** Task objective **
Write out each line beneath this one exactly as it reads.

** Excerpted data **
╭──

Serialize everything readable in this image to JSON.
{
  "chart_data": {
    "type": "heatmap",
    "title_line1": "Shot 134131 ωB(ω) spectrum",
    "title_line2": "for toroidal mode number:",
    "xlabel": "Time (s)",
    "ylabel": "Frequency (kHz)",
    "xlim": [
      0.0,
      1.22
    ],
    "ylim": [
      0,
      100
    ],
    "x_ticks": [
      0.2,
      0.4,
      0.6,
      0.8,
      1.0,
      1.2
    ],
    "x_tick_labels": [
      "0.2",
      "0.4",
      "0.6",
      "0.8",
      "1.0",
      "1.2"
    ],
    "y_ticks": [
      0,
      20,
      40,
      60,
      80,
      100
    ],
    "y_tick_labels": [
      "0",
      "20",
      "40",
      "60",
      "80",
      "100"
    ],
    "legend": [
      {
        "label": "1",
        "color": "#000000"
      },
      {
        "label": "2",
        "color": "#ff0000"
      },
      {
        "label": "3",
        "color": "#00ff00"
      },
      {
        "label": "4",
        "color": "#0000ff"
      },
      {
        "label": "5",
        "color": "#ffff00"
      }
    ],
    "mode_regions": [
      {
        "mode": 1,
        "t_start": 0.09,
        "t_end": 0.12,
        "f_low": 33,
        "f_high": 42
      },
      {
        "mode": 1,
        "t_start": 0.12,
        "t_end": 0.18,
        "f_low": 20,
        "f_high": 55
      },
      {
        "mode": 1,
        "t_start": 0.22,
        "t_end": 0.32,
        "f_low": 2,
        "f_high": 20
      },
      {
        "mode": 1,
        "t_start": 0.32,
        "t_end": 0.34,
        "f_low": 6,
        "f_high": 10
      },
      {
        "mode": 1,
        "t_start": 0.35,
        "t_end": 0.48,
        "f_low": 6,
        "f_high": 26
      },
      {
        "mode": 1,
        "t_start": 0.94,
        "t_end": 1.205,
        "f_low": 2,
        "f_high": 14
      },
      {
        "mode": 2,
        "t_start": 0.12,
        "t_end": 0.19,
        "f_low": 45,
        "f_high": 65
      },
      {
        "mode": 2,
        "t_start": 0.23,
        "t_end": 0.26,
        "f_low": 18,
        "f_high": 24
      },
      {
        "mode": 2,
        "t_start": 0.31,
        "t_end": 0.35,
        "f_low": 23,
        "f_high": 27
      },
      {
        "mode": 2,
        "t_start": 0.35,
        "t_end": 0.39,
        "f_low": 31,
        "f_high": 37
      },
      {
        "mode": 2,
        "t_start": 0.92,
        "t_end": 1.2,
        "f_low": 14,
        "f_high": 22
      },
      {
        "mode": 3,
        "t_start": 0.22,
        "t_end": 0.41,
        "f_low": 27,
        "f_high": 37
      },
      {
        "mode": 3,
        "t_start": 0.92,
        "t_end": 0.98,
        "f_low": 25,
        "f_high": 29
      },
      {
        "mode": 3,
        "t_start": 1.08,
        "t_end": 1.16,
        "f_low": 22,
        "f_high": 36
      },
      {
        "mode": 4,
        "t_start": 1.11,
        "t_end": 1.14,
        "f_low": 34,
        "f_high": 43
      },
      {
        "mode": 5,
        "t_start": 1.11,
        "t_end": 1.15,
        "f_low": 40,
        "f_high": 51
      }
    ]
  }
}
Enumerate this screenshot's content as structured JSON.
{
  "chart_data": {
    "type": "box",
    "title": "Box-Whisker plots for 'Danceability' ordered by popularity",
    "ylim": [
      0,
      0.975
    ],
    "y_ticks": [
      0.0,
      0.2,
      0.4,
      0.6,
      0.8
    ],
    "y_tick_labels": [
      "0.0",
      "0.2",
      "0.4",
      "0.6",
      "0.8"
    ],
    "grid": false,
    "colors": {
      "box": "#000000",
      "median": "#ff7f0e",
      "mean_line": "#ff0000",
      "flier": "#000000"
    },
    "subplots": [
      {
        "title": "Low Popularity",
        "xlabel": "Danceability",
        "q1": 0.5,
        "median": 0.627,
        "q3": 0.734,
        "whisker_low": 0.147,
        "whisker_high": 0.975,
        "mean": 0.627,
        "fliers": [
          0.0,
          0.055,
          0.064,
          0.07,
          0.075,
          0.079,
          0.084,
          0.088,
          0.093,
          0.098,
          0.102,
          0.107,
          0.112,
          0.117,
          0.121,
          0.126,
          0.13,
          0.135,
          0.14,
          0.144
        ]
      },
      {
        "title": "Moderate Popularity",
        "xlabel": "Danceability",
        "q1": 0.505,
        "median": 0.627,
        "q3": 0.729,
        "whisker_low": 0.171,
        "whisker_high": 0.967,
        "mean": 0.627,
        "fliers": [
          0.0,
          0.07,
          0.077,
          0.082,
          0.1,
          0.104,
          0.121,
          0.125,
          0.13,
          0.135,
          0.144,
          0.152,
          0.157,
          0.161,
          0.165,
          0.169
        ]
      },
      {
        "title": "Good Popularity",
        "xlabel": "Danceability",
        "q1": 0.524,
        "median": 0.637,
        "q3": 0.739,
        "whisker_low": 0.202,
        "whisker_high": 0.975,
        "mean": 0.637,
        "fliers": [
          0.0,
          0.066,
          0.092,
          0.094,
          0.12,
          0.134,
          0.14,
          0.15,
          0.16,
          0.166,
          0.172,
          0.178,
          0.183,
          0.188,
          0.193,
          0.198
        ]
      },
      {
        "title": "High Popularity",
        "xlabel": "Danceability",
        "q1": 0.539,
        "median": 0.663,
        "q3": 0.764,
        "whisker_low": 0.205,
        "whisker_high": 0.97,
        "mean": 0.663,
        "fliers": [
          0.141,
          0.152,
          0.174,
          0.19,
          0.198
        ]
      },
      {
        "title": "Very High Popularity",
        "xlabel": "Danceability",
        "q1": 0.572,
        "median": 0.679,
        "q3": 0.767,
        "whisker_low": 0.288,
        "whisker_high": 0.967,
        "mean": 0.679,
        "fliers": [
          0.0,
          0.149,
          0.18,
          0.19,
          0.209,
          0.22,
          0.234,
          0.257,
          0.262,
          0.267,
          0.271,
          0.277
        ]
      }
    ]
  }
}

╰──

** Exercise solution **
Serialize everything readable in this image to JSON.
{
  "chart_data": {
    "type": "heatmap",
    "title_line1": "Shot 134131 ωB(ω) spectrum",
    "title_line2": "for toroidal mode number:",
    "xlabel": "Time (s)",
    "ylabel": "Frequency (kHz)",
    "xlim": [
      0.0,
      1.22
    ],
    "ylim": [
      0,
      100
    ],
    "x_ticks": [
      0.2,
      0.4,
      0.6,
      0.8,
      1.0,
      1.2
    ],
    "x_tick_labels": [
      "0.2",
      "0.4",
      "0.6",
      "0.8",
      "1.0",
      "1.2"
    ],
    "y_ticks": [
      0,
      20,
      40,
      60,
      80,
      100
    ],
    "y_tick_labels": [
      "0",
      "20",
      "40",
      "60",
      "80",
      "100"
    ],
    "legend": [
      {
        "label": "1",
        "color": "#000000"
      },
      {
        "label": "2",
        "color": "#ff0000"
      },
      {
        "label": "3",
        "color": "#00ff00"
      },
      {
        "label": "4",
        "color": "#0000ff"
      },
      {
        "label": "5",
        "color": "#ffff00"
      }
    ],
    "mode_regions": [
      {
        "mode": 1,
        "t_start": 0.09,
        "t_end": 0.12,
        "f_low": 33,
        "f_high": 42
      },
      {
        "mode": 1,
        "t_start": 0.12,
        "t_end": 0.18,
        "f_low": 20,
        "f_high": 55
      },
      {
        "mode": 1,
        "t_start": 0.22,
        "t_end": 0.32,
        "f_low": 2,
        "f_high": 20
      },
      {
        "mode": 1,
        "t_start": 0.32,
        "t_end": 0.34,
        "f_low": 6,
        "f_high": 10
      },
      {
        "mode": 1,
        "t_start": 0.35,
        "t_end": 0.48,
        "f_low": 6,
        "f_high": 26
      },
      {
        "mode": 1,
        "t_start": 0.94,
        "t_end": 1.205,
        "f_low": 2,
        "f_high": 14
      },
      {
        "mode": 2,
        "t_start": 0.12,
        "t_end": 0.19,
        "f_low": 45,
        "f_high": 65
      },
      {
        "mode": 2,
        "t_start": 0.23,
        "t_end": 0.26,
        "f_low": 18,
        "f_high": 24
      },
      {
        "mode": 2,
        "t_start": 0.31,
        "t_end": 0.35,
        "f_low": 23,
        "f_high": 27
      },
      {
        "mode": 2,
        "t_start": 0.35,
        "t_end": 0.39,
        "f_low": 31,
        "f_high": 37
      },
      {
        "mode": 2,
        "t_start": 0.92,
        "t_end": 1.2,
        "f_low": 14,
        "f_high": 22
      },
      {
        "mode": 3,
        "t_start": 0.22,
        "t_end": 0.41,
        "f_low": 27,
        "f_high": 37
      },
      {
        "mode": 3,
        "t_start": 0.92,
        "t_end": 0.98,
        "f_low": 25,
        "f_high": 29
      },
      {
        "mode": 3,
        "t_start": 1.08,
        "t_end": 1.16,
        "f_low": 22,
        "f_high": 36
      },
      {
        "mode": 4,
        "t_start": 1.11,
        "t_end": 1.14,
        "f_low": 34,
        "f_high": 43
      },
      {
        "mode": 5,
        "t_start": 1.11,
        "t_end": 1.15,
        "f_low": 40,
        "f_high": 51
      }
    ]
  }
}
Enumerate this screenshot's content as structured JSON.
{
  "chart_data": {
    "type": "box",
    "title": "Box-Whisker plots for 'Danceability' ordered by popularity",
    "ylim": [
      0,
      0.975
    ],
    "y_ticks": [
      0.0,
      0.2,
      0.4,
      0.6,
      0.8
    ],
    "y_tick_labels": [
      "0.0",
      "0.2",
      "0.4",
      "0.6",
      "0.8"
    ],
    "grid": false,
    "colors": {
      "box": "#000000",
      "median": "#ff7f0e",
      "mean_line": "#ff0000",
      "flier": "#000000"
    },
    "subplots": [
      {
        "title": "Low Popularity",
        "xlabel": "Danceability",
        "q1": 0.5,
        "median": 0.627,
        "q3": 0.734,
        "whisker_low": 0.147,
        "whisker_high": 0.975,
        "mean": 0.627,
        "fliers": [
          0.0,
          0.055,
          0.064,
          0.07,
          0.075,
          0.079,
          0.084,
          0.088,
          0.093,
          0.098,
          0.102,
          0.107,
          0.112,
          0.117,
          0.121,
          0.126,
          0.13,
          0.135,
          0.14,
          0.144
        ]
      },
      {
        "title": "Moderate Popularity",
        "xlabel": "Danceability",
        "q1": 0.505,
        "median": 0.627,
        "q3": 0.729,
        "whisker_low": 0.171,
        "whisker_high": 0.967,
        "mean": 0.627,
        "fliers": [
          0.0,
          0.07,
          0.077,
          0.082,
          0.1,
          0.104,
          0.121,
          0.125,
          0.13,
          0.135,
          0.144,
          0.152,
          0.157,
          0.161,
          0.165,
          0.169
        ]
      },
      {
        "title": "Good Popularity",
        "xlabel": "Danceability",
        "q1": 0.524,
        "median": 0.637,
        "q3": 0.739,
        "whisker_low": 0.202,
        "whisker_high": 0.975,
        "mean": 0.637,
        "fliers": [
          0.0,
          0.066,
          0.092,
          0.094,
          0.12,
          0.134,
          0.14,
          0.15,
          0.16,
          0.166,
          0.172,
          0.178,
          0.183,
          0.188,
          0.193,
          0.198
        ]
      },
      {
        "title": "High Popularity",
        "xlabel": "Danceability",
        "q1": 0.539,
        "median": 0.663,
        "q3": 0.764,
        "whisker_low": 0.205,
        "whisker_high": 0.97,
        "mean": 0.663,
        "fliers": [
          0.141,
          0.152,
          0.174,
          0.19,
          0.198
        ]
      },
      {
        "title": "Very High Popularity",
        "xlabel": "Danceability",
        "q1": 0.572,
        "median": 0.679,
        "q3": 0.767,
        "whisker_low": 0.288,
        "whisker_high": 0.967,
        "mean": 0.679,
        "fliers": [
          0.0,
          0.149,
          0.18,
          0.19,
          0.209,
          0.22,
          0.234,
          0.257,
          0.262,
          0.267,
          0.271,
          0.277
        ]
      }
    ]
  }
}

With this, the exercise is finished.